# PROBLEM
Output every entry exactly as written, but omit the pictures.

# INFORMATION GIVEN
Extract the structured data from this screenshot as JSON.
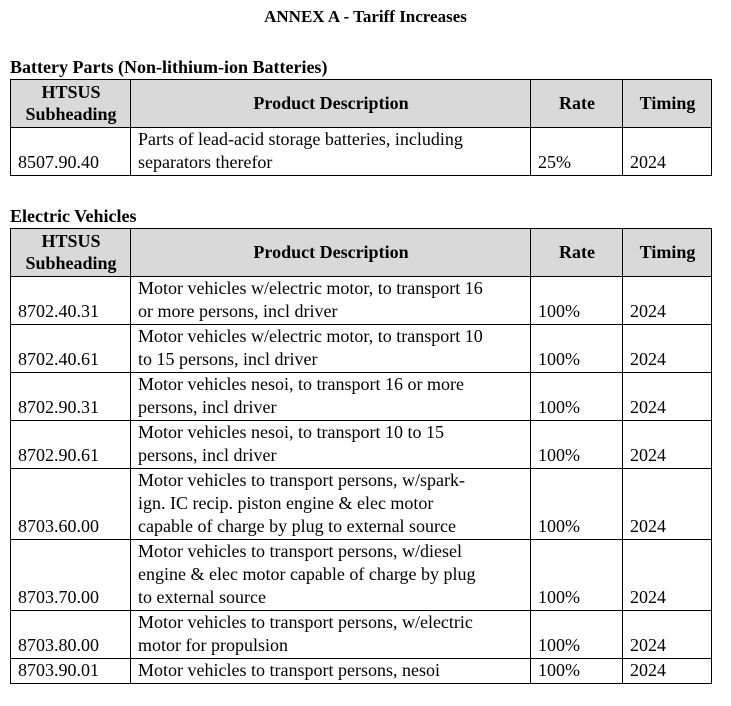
{
  "title": "ANNEX A - Tariff Increases",
  "sections": [
    {
      "heading": "Battery Parts (Non-lithium-ion Batteries)",
      "columns": [
        [
          "HTSUS",
          "Subheading"
        ],
        [
          "Product Description"
        ],
        [
          "Rate"
        ],
        [
          "Timing"
        ]
      ],
      "rows": [
        {
          "code": "8507.90.40",
          "description": [
            "Parts of lead-acid storage batteries, including",
            "separators therefor"
          ],
          "rate": "25%",
          "timing": "2024"
        }
      ]
    },
    {
      "heading": "Electric Vehicles",
      "columns": [
        [
          "HTSUS",
          "Subheading"
        ],
        [
          "Product Description"
        ],
        [
          "Rate"
        ],
        [
          "Timing"
        ]
      ],
      "rows": [
        {
          "code": "8702.40.31",
          "description": [
            "Motor vehicles w/electric motor, to transport 16",
            "or more persons, incl driver"
          ],
          "rate": "100%",
          "timing": "2024"
        },
        {
          "code": "8702.40.61",
          "description": [
            "Motor vehicles w/electric motor, to transport 10",
            "to 15 persons, incl driver"
          ],
          "rate": "100%",
          "timing": "2024"
        },
        {
          "code": "8702.90.31",
          "description": [
            "Motor vehicles nesoi, to transport 16 or more",
            "persons, incl driver"
          ],
          "rate": "100%",
          "timing": "2024"
        },
        {
          "code": "8702.90.61",
          "description": [
            "Motor vehicles nesoi, to transport 10 to 15",
            "persons, incl driver"
          ],
          "rate": "100%",
          "timing": "2024"
        },
        {
          "code": "8703.60.00",
          "description": [
            "Motor vehicles to transport persons, w/spark-",
            "ign. IC recip. piston engine & elec motor",
            "capable of charge by plug to external source"
          ],
          "rate": "100%",
          "timing": "2024"
        },
        {
          "code": "8703.70.00",
          "description": [
            "Motor vehicles to transport persons, w/diesel",
            "engine & elec motor capable of charge by plug",
            "to external source"
          ],
          "rate": "100%",
          "timing": "2024"
        },
        {
          "code": "8703.80.00",
          "description": [
            "Motor vehicles to transport persons, w/electric",
            "motor for propulsion"
          ],
          "rate": "100%",
          "timing": "2024"
        },
        {
          "code": "8703.90.01",
          "description": [
            "Motor vehicles to transport persons, nesoi"
          ],
          "rate": "100%",
          "timing": "2024"
        }
      ]
    }
  ]
}
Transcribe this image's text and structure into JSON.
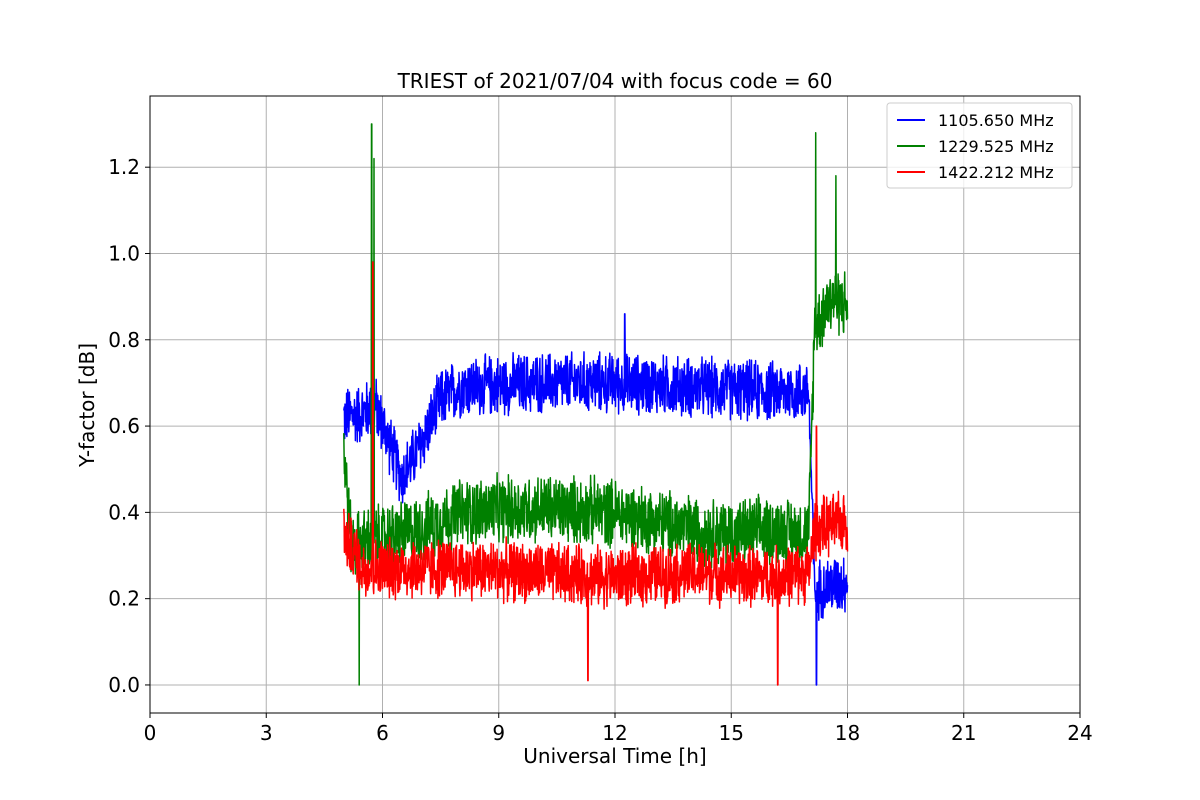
{
  "chart_data": {
    "type": "line",
    "title": "TRIEST of 2021/07/04 with focus code = 60",
    "xlabel": "Universal Time [h]",
    "ylabel": "Y-factor [dB]",
    "xlim": [
      0,
      24
    ],
    "ylim": [
      -0.065,
      1.365
    ],
    "xticks": [
      0,
      3,
      6,
      9,
      12,
      15,
      18,
      21,
      24
    ],
    "xtick_labels": [
      "0",
      "3",
      "6",
      "9",
      "12",
      "15",
      "18",
      "21",
      "24"
    ],
    "yticks": [
      0.0,
      0.2,
      0.4,
      0.6,
      0.8,
      1.0,
      1.2
    ],
    "ytick_labels": [
      "0.0",
      "0.2",
      "0.4",
      "0.6",
      "0.8",
      "1.0",
      "1.2"
    ],
    "grid": true,
    "legend_position": "top-right",
    "series": [
      {
        "name": "1105.650 MHz",
        "color": "#0000ff",
        "x_range": [
          5.0,
          18.0
        ],
        "profile": [
          [
            5.0,
            0.62
          ],
          [
            5.5,
            0.63
          ],
          [
            5.8,
            0.65
          ],
          [
            6.1,
            0.58
          ],
          [
            6.5,
            0.48
          ],
          [
            7.0,
            0.56
          ],
          [
            7.5,
            0.66
          ],
          [
            8.0,
            0.69
          ],
          [
            10.0,
            0.7
          ],
          [
            12.0,
            0.7
          ],
          [
            14.0,
            0.69
          ],
          [
            16.0,
            0.68
          ],
          [
            17.0,
            0.68
          ],
          [
            17.15,
            0.22
          ],
          [
            18.0,
            0.24
          ]
        ],
        "noise": 0.08,
        "spikes": [
          [
            5.75,
            0.98
          ],
          [
            12.25,
            0.86
          ],
          [
            17.2,
            0.0
          ]
        ]
      },
      {
        "name": "1229.525 MHz",
        "color": "#008000",
        "x_range": [
          5.0,
          18.0
        ],
        "profile": [
          [
            5.0,
            0.55
          ],
          [
            5.2,
            0.32
          ],
          [
            5.5,
            0.33
          ],
          [
            6.0,
            0.34
          ],
          [
            7.0,
            0.36
          ],
          [
            8.0,
            0.4
          ],
          [
            10.0,
            0.41
          ],
          [
            12.0,
            0.4
          ],
          [
            14.0,
            0.36
          ],
          [
            15.0,
            0.35
          ],
          [
            16.0,
            0.36
          ],
          [
            17.0,
            0.35
          ],
          [
            17.15,
            0.83
          ],
          [
            17.6,
            0.9
          ],
          [
            18.0,
            0.88
          ]
        ],
        "noise": 0.09,
        "spikes": [
          [
            5.4,
            0.0
          ],
          [
            5.72,
            1.3
          ],
          [
            5.78,
            1.22
          ],
          [
            17.18,
            1.28
          ],
          [
            17.7,
            1.18
          ]
        ]
      },
      {
        "name": "1422.212 MHz",
        "color": "#ff0000",
        "x_range": [
          5.0,
          18.0
        ],
        "profile": [
          [
            5.0,
            0.35
          ],
          [
            5.5,
            0.27
          ],
          [
            6.0,
            0.27
          ],
          [
            8.0,
            0.27
          ],
          [
            10.0,
            0.26
          ],
          [
            12.0,
            0.25
          ],
          [
            14.0,
            0.26
          ],
          [
            16.0,
            0.25
          ],
          [
            17.0,
            0.26
          ],
          [
            17.15,
            0.36
          ],
          [
            18.0,
            0.38
          ]
        ],
        "noise": 0.08,
        "spikes": [
          [
            5.75,
            0.98
          ],
          [
            11.3,
            0.01
          ],
          [
            16.2,
            0.0
          ],
          [
            17.2,
            0.6
          ]
        ]
      }
    ]
  }
}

# FULL OUTPUT
Extract the structured data from this screenshot as JSON.
{
  "title": "ANNEX A - Tariff Increases",
  "sections": [
    {
      "heading": "Battery Parts (Non-lithium-ion Batteries)",
      "columns": [
        [
          "HTSUS",
          "Subheading"
        ],
        [
          "Product Description"
        ],
        [
          "Rate"
        ],
        [
          "Timing"
        ]
      ],
      "rows": [
        {
          "code": "8507.90.40",
          "description": [
            "Parts of lead-acid storage batteries, including",
            "separators therefor"
          ],
          "rate": "25%",
          "timing": "2024"
        }
      ]
    },
    {
      "heading": "Electric Vehicles",
      "columns": [
        [
          "HTSUS",
          "Subheading"
        ],
        [
          "Product Description"
        ],
        [
          "Rate"
        ],
        [
          "Timing"
        ]
      ],
      "rows": [
        {
          "code": "8702.40.31",
          "description": [
            "Motor vehicles w/electric motor, to transport 16",
            "or more persons, incl driver"
          ],
          "rate": "100%",
          "timing": "2024"
        },
        {
          "code": "8702.40.61",
          "description": [
            "Motor vehicles w/electric motor, to transport 10",
            "to 15 persons, incl driver"
          ],
          "rate": "100%",
          "timing": "2024"
        },
        {
          "code": "8702.90.31",
          "description": [
            "Motor vehicles nesoi, to transport 16 or more",
            "persons, incl driver"
          ],
          "rate": "100%",
          "timing": "2024"
        },
        {
          "code": "8702.90.61",
          "description": [
            "Motor vehicles nesoi, to transport 10 to 15",
            "persons, incl driver"
          ],
          "rate": "100%",
          "timing": "2024"
        },
        {
          "code": "8703.60.00",
          "description": [
            "Motor vehicles to transport persons, w/spark-",
            "ign. IC recip. piston engine & elec motor",
            "capable of charge by plug to external source"
          ],
          "rate": "100%",
          "timing": "2024"
        },
        {
          "code": "8703.70.00",
          "description": [
            "Motor vehicles to transport persons, w/diesel",
            "engine & elec motor capable of charge by plug",
            "to external source"
          ],
          "rate": "100%",
          "timing": "2024"
        },
        {
          "code": "8703.80.00",
          "description": [
            "Motor vehicles to transport persons, w/electric",
            "motor for propulsion"
          ],
          "rate": "100%",
          "timing": "2024"
        },
        {
          "code": "8703.90.01",
          "description": [
            "Motor vehicles to transport persons, nesoi"
          ],
          "rate": "100%",
          "timing": "2024"
        }
      ]
    }
  ]
}
Transcribe this image's text and structure into JSON.
{
  "chart_data": {
    "type": "line",
    "title": "TRIEST of 2021/07/04 with focus code = 60",
    "xlabel": "Universal Time [h]",
    "ylabel": "Y-factor [dB]",
    "xlim": [
      0,
      24
    ],
    "ylim": [
      -0.065,
      1.365
    ],
    "xticks": [
      0,
      3,
      6,
      9,
      12,
      15,
      18,
      21,
      24
    ],
    "xtick_labels": [
      "0",
      "3",
      "6",
      "9",
      "12",
      "15",
      "18",
      "21",
      "24"
    ],
    "yticks": [
      0.0,
      0.2,
      0.4,
      0.6,
      0.8,
      1.0,
      1.2
    ],
    "ytick_labels": [
      "0.0",
      "0.2",
      "0.4",
      "0.6",
      "0.8",
      "1.0",
      "1.2"
    ],
    "grid": true,
    "legend_position": "top-right",
    "series": [
      {
        "name": "1105.650 MHz",
        "color": "#0000ff",
        "x_range": [
          5.0,
          18.0
        ],
        "profile": [
          [
            5.0,
            0.62
          ],
          [
            5.5,
            0.63
          ],
          [
            5.8,
            0.65
          ],
          [
            6.1,
            0.58
          ],
          [
            6.5,
            0.48
          ],
          [
            7.0,
            0.56
          ],
          [
            7.5,
            0.66
          ],
          [
            8.0,
            0.69
          ],
          [
            10.0,
            0.7
          ],
          [
            12.0,
            0.7
          ],
          [
            14.0,
            0.69
          ],
          [
            16.0,
            0.68
          ],
          [
            17.0,
            0.68
          ],
          [
            17.15,
            0.22
          ],
          [
            18.0,
            0.24
          ]
        ],
        "noise": 0.08,
        "spikes": [
          [
            5.75,
            0.98
          ],
          [
            12.25,
            0.86
          ],
          [
            17.2,
            0.0
          ]
        ]
      },
      {
        "name": "1229.525 MHz",
        "color": "#008000",
        "x_range": [
          5.0,
          18.0
        ],
        "profile": [
          [
            5.0,
            0.55
          ],
          [
            5.2,
            0.32
          ],
          [
            5.5,
            0.33
          ],
          [
            6.0,
            0.34
          ],
          [
            7.0,
            0.36
          ],
          [
            8.0,
            0.4
          ],
          [
            10.0,
            0.41
          ],
          [
            12.0,
            0.4
          ],
          [
            14.0,
            0.36
          ],
          [
            15.0,
            0.35
          ],
          [
            16.0,
            0.36
          ],
          [
            17.0,
            0.35
          ],
          [
            17.15,
            0.83
          ],
          [
            17.6,
            0.9
          ],
          [
            18.0,
            0.88
          ]
        ],
        "noise": 0.09,
        "spikes": [
          [
            5.4,
            0.0
          ],
          [
            5.72,
            1.3
          ],
          [
            5.78,
            1.22
          ],
          [
            17.18,
            1.28
          ],
          [
            17.7,
            1.18
          ]
        ]
      },
      {
        "name": "1422.212 MHz",
        "color": "#ff0000",
        "x_range": [
          5.0,
          18.0
        ],
        "profile": [
          [
            5.0,
            0.35
          ],
          [
            5.5,
            0.27
          ],
          [
            6.0,
            0.27
          ],
          [
            8.0,
            0.27
          ],
          [
            10.0,
            0.26
          ],
          [
            12.0,
            0.25
          ],
          [
            14.0,
            0.26
          ],
          [
            16.0,
            0.25
          ],
          [
            17.0,
            0.26
          ],
          [
            17.15,
            0.36
          ],
          [
            18.0,
            0.38
          ]
        ],
        "noise": 0.08,
        "spikes": [
          [
            5.75,
            0.98
          ],
          [
            11.3,
            0.01
          ],
          [
            16.2,
            0.0
          ],
          [
            17.2,
            0.6
          ]
        ]
      }
    ]
  }
}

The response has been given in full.